作業指示 -
[a] 提示文の「西舘 東北はインバウンド後発」から「大事にしたいと思っています。」までを、「オーダーメイド」を「完全受注型」に差し替えて書き直してください。
[b] 次の(i)〜(iii)の記述が提示文の内容と合っているかを判断してください。それぞれ「はい」か「いいえ」で答え、判断の根拠となる提示文の語句をそのまま引用してください。
(i) 西舘氏の会社は第2種旅行業の資格を持っている。
(ii) 昨年入った新規のオーダーはすべて実施された。
(iii) 三井氏は、被災地における防災教育はまだ完了していないと考えている。
[c] 提示文の内容を2文で要約してください。

### 提示文 ###

地域と人で新しい観光を作る-KIBOTCHA 三井紀代子氏、インアウトバウンド仙台・松島 西舘保宗氏

-需要回復期に備え、DMOとしてはどのような計画をされていますか。

西舘 東北はインバウンド後発組として捉えていますが、その分自然や古き良きもの、素の日本があります。その面から、ほかの観光地のように多くの旅行者がなだれ込むのはちょっと違うと思っています。自然や生き方を知って共感してくれるお客様がいらっしゃるのが双方にとって良いのではないでしょうか。

 インバウンドの誘致にもニーズに合う提案が必要です。結果的にキャンセルにはなりましたが、実は昨年も20件ほど新規のオーダーが入っていました。それだけ熱意ある方がいらっしゃるということですよね。

 当社は第2種旅行業の資格を持ち、ツアーオペレーターとしても動いています。既成のパッケージプランを売るのではなく、依頼を受けたらヒアリングをしてオーダーメイドで旅行を提案してきたいと考えています。旅行会社さんからも一般のお客様からもオーダーをいただきますが、どの会社とお付き合いするかより、どの方と一緒にお仕事をしていくかという点を大事にしたいと思っています。

-旅行会社はどのような関係を築いていきたいとお考えでしょうか。

三井 この町を知ってもらい、ともに商品を作っていけるような会社さんとパートナーシップを築いていきたいです。例えば先ほどのお子さんだけを預かるようなプランにも一緒に挑戦してくれるような。

 また、ぜひ教育旅行にも組み込んでほしいと思っています。私は被災地における防災教育は完了していると思っていて、次はこの地域だからこその感性をもって発信することが大切だと考えています。地域の方にも映像で見た方にも、震災の記憶は残っています。コロナ禍で精神的な価値が見直されるなかで、「感性から何かを届ける」ということを、この地域の教育旅行の新しい価値にしていきたいと思っています。ガチガチの教育ではない教育旅行を一緒に作っていきたいですね。

### 記録一覧 ###

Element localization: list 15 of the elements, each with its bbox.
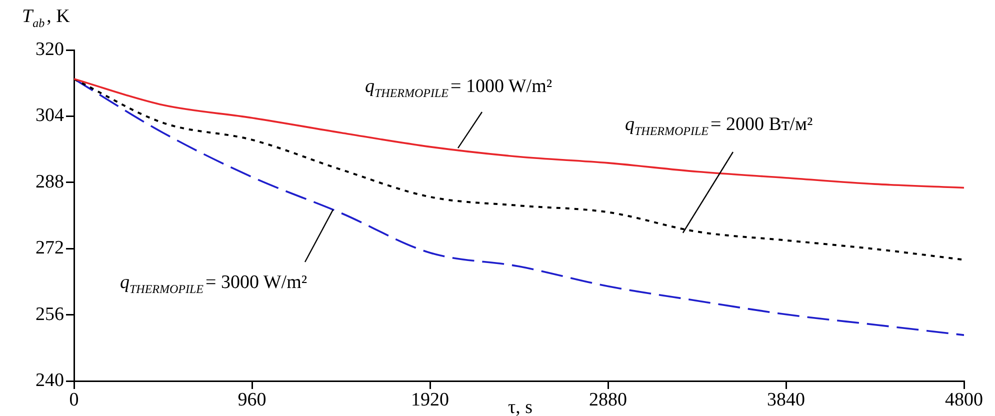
y-tick-label: 272	[36, 238, 64, 259]
x-tick-label: 1920	[411, 389, 449, 410]
line-series	[74, 78, 964, 336]
x-tick-label: 2880	[589, 389, 627, 410]
y-tick-label: 304	[36, 105, 64, 126]
line-series	[74, 78, 964, 189]
x-tick-label: 960	[238, 389, 266, 410]
y-tick-label: 320	[36, 38, 64, 60]
x-axis-title: τ, s	[508, 397, 533, 416]
y-tick-label: 256	[36, 304, 64, 325]
x-tick-label: 0	[69, 389, 79, 410]
x-tick-label: 4800	[945, 389, 983, 410]
x-tick-label: 3840	[767, 389, 805, 410]
y-tick-label: 240	[36, 370, 64, 391]
y-tick-label: 288	[36, 171, 64, 192]
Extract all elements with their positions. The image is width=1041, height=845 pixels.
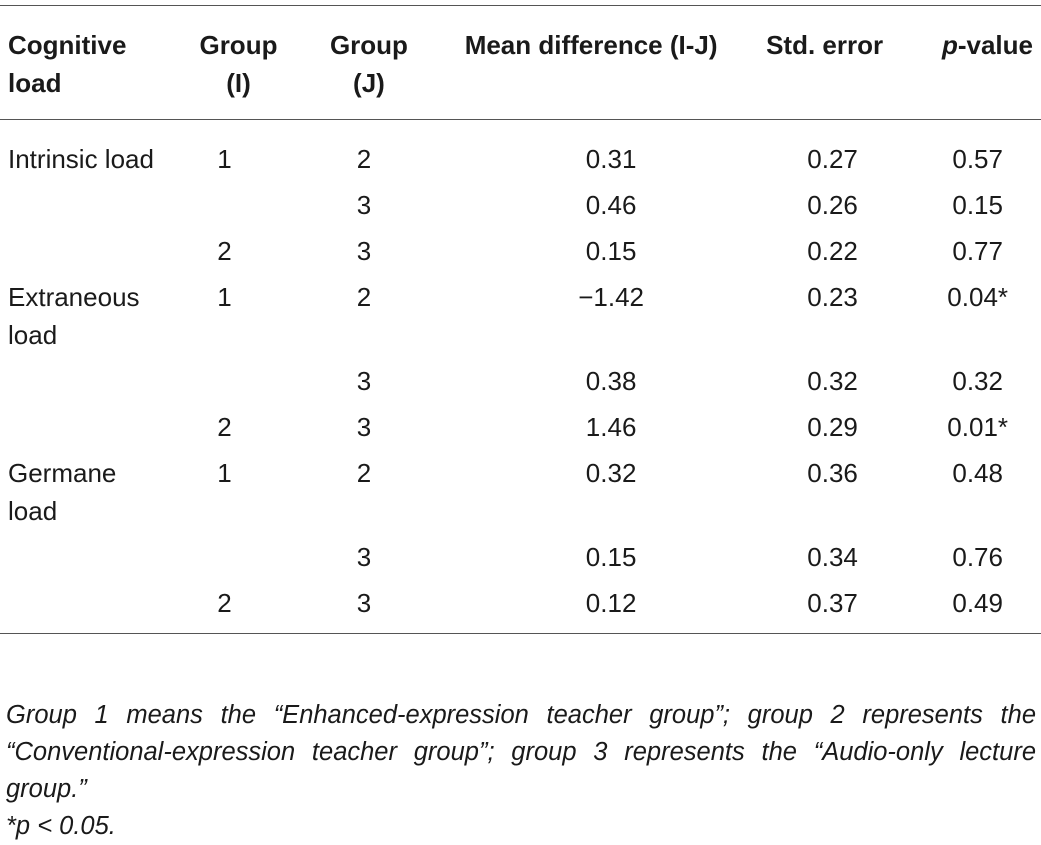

###

回答一覧 -
[a]
西舘 東北はインバウンド後発組として捉えていますが、その分自然や古き良きもの、素の日本があります。その面から、ほかの観光地のように多くの旅行者がなだれ込むのはちょっと違うと思っています。自然や生き方を知って共感してくれるお客様がいらっしゃるのが双方にとって良いのではないでしょうか。

 インバウンドの誘致にもニーズに合う提案が必要です。結果的にキャンセルにはなりましたが、実は昨年も20件ほど新規のオーダーが入っていました。それだけ熱意ある方がいらっしゃるということですよね。

 当社は第2種旅行業の資格を持ち、ツアーオペレーターとしても動いています。既成のパッケージプランを売るのではなく、依頼を受けたらヒアリングをして完全受注型で旅行を提案してきたいと考えています。旅行会社さんからも一般のお客様からもオーダーをいただきますが、どの会社とお付き合いするかより、どの方と一緒にお仕事をしていくかという点を大事にしたいと思っています。

[b]
(i) はい。「当社は第2種旅行業の資格を持ち、ツアーオペレーターとしても動いています。」
(ii) いいえ。「結果的にキャンセルにはなりましたが、実は昨年も20件ほど新規のオーダーが入っていました。」
(iii) いいえ。「私は被災地における防災教育は完了していると思っていて」

[c] 西舘氏は、東北には自然や素の日本が残っているとし、それに共感してくれる旅行者に向けて、ヒアリングをもとにオーダーメイドで旅行を提案したいと語っている。三井氏は、町を知りともに商品を作っていける旅行会社とパートナーシップを築き、地域ならではの感性を届ける教育旅行を一緒に作りたいと述べている。